▶ _Brief a_
According to the MLSkip summary below, what average pruning effectiveness does the size-bounded 2D convex hull achieve?

▶ _Text shown_
MLSkip: Data Skipping for ML Filters via Lightweight Metadata
Pith reviewed 2026-06-28 07:42 UTC · model grok-4.3
The pith
Parquet min-max metadata enables pruning of row groups for machine learning filter predicates via neural network verification.
A machine-rendered reading of the paper's core claim, the machinery that carries it, and where it could break.
Core claim
The authors demonstrate that min-max metadata already stored in Parquet files can be fed into neural network verification procedures to decide whether an entire row group can be pruned for a ReLU neural network acting as a filter predicate. On tables from standard benchmarks this yields 27.4% average pruning for filters with selectivity under 0.1%. Replacing or augmenting the metadata with a size-bounded two-dimensional convex hull raises pruning effectiveness to 38.31% at a cost of no more than 45 bytes per row group and column pair.
What carries the argument
Neural network verification applied to Parquet min-max metadata (and an enhanced 2D convex hull) to determine row-group pruning for ML filters.
Load-bearing premise
The time required to run verification on the metadata must remain smaller than the time saved by avoiding model evaluations on pruned row groups.
What would settle it
Compare the wall-clock time of verification plus model evaluation on remaining groups against the time of model evaluation on all groups for the same query.
Figures
read the original abstract
Database vendors recently released AI functions that can be used in filter predicates. As such functions often rely on costly, black-box ML models, they unveil new data management challenges. Concretely, traditional data skipping techniques for integer and string data fail to be applicable to the new filter type. Indeed, there is no known mechanism for pruning non-qualifying row groups, e.g., when reading files from blob storage. In this work, we initiate the study of data skipping techniques for ML filters. We make the case that Parquet's default min-max metadata is enough to enable pruning. To this end, we draw connections to two lines of research: (i) the recently proposed query language for ML models and (ii) neural network verification. Our preliminary results on ReLU architectures show that on tables from TPC-H and TPC-DS, the average pruning effectiveness for filters of selectivity below 0.1% amounts to 27.4%. Finally, inspired by research on spatial joins, we propose an enhanced metadata structure: a size-bounded 2D convex hull that verification tools can make better use of, increasing the pruning effectiveness to 38.31%, while occupying at most 45 bytes per row group and column pair. We observe an end-to-end speedup of 1.07$\times$ over PyTorch in DuckDB.
Editorial analysis
A structured set of objections, weighed in public.

▶ _Brief b_
Return the entries below word for word, starting at the beginning of the entries and ending with the line that contains "In FIG. 1, the sinusoidal". Leave the pictures out.

▶ _Records to use_
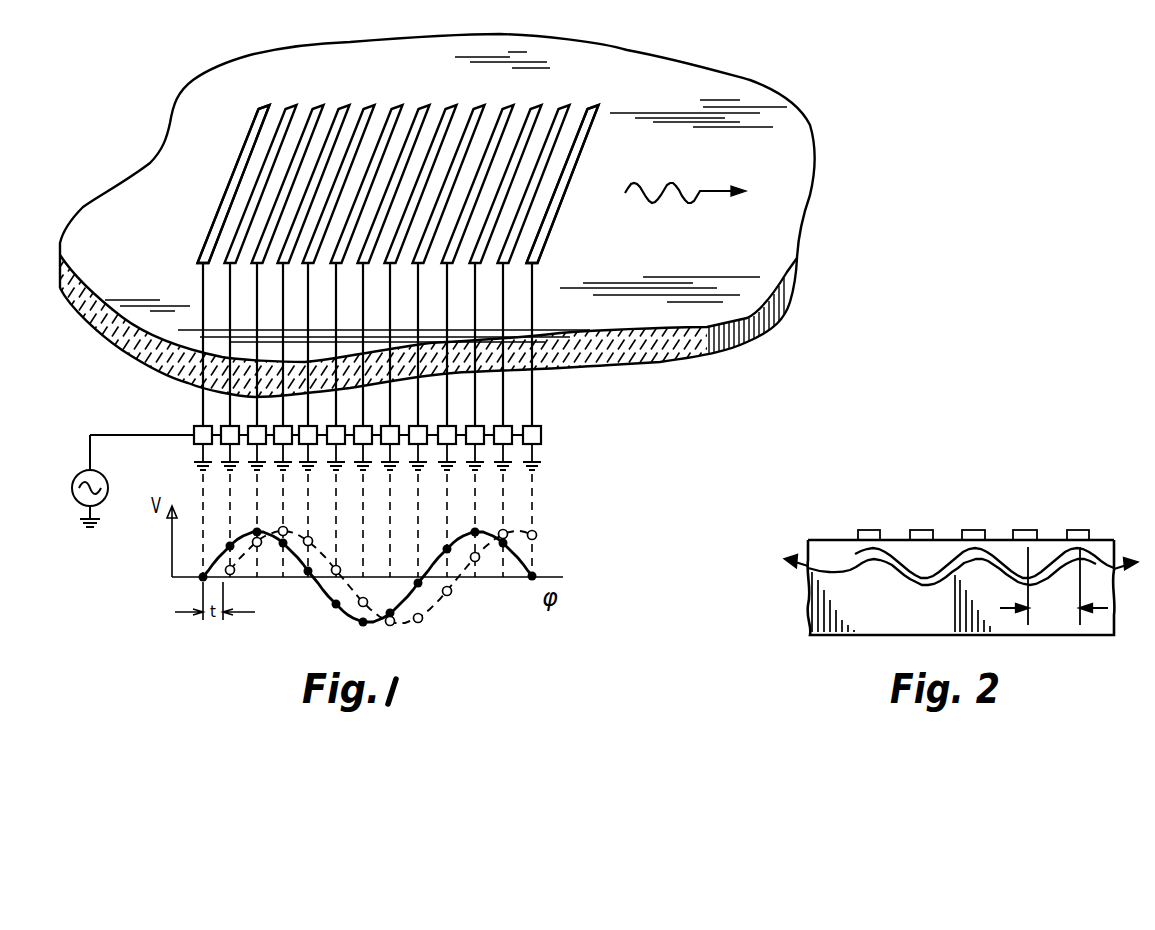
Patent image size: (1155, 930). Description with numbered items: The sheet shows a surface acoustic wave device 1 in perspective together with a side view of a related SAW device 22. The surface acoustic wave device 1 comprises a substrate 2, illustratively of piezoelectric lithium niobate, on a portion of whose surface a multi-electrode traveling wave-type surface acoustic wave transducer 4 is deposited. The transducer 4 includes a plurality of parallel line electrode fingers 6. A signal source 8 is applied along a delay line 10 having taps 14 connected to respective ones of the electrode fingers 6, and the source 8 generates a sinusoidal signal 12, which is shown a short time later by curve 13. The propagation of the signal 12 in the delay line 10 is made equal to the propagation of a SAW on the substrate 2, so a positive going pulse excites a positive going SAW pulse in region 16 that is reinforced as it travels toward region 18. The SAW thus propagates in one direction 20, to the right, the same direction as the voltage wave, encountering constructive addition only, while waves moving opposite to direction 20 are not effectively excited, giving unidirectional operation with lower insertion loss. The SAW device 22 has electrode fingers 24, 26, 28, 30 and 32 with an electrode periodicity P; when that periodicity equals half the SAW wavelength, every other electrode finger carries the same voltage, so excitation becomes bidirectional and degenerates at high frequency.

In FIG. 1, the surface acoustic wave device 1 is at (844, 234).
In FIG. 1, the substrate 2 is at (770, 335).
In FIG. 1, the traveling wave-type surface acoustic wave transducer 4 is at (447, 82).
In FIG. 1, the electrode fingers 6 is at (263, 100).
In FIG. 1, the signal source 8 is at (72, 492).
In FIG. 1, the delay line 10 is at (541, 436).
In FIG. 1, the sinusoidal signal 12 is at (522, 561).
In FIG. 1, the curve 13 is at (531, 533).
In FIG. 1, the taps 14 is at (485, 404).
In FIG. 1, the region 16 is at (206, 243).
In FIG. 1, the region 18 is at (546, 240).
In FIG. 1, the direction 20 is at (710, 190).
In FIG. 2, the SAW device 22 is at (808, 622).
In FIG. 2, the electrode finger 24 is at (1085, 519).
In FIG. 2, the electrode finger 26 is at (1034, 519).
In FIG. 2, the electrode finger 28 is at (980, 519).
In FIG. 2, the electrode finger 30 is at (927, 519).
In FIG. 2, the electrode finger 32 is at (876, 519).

▶ _Full response a_
38.31%

▶ _Full response b_
Patent image size: (1155, 930). Description with numbered items: The sheet shows a surface acoustic wave device 1 in perspective together with a side view of a related SAW device 22. The surface acoustic wave device 1 comprises a substrate 2, illustratively of piezoelectric lithium niobate, on a portion of whose surface a multi-electrode traveling wave-type surface acoustic wave transducer 4 is deposited. The transducer 4 includes a plurality of parallel line electrode fingers 6. A signal source 8 is applied along a delay line 10 having taps 14 connected to respective ones of the electrode fingers 6, and the source 8 generates a sinusoidal signal 12, which is shown a short time later by curve 13. The propagation of the signal 12 in the delay line 10 is made equal to the propagation of a SAW on the substrate 2, so a positive going pulse excites a positive going SAW pulse in region 16 that is reinforced as it travels toward region 18. The SAW thus propagates in one direction 20, to the right, the same direction as the voltage wave, encountering constructive addition only, while waves moving opposite to direction 20 are not effectively excited, giving unidirectional operation with lower insertion loss. The SAW device 22 has electrode fingers 24, 26, 28, 30 and 32 with an electrode periodicity P; when that periodicity equals half the SAW wavelength, every other electrode finger carries the same voltage, so excitation becomes bidirectional and degenerates at high frequency.

In FIG. 1, the surface acoustic wave device 1 is at (844, 234).
In FIG. 1, the substrate 2 is at (770, 335).
In FIG. 1, the traveling wave-type surface acoustic wave transducer 4 is at (447, 82).
In FIG. 1, the electrode fingers 6 is at (263, 100).
In FIG. 1, the signal source 8 is at (72, 492).
In FIG. 1, the delay line 10 is at (541, 436).
In FIG. 1, the sinusoidal signal 12 is at (522, 561).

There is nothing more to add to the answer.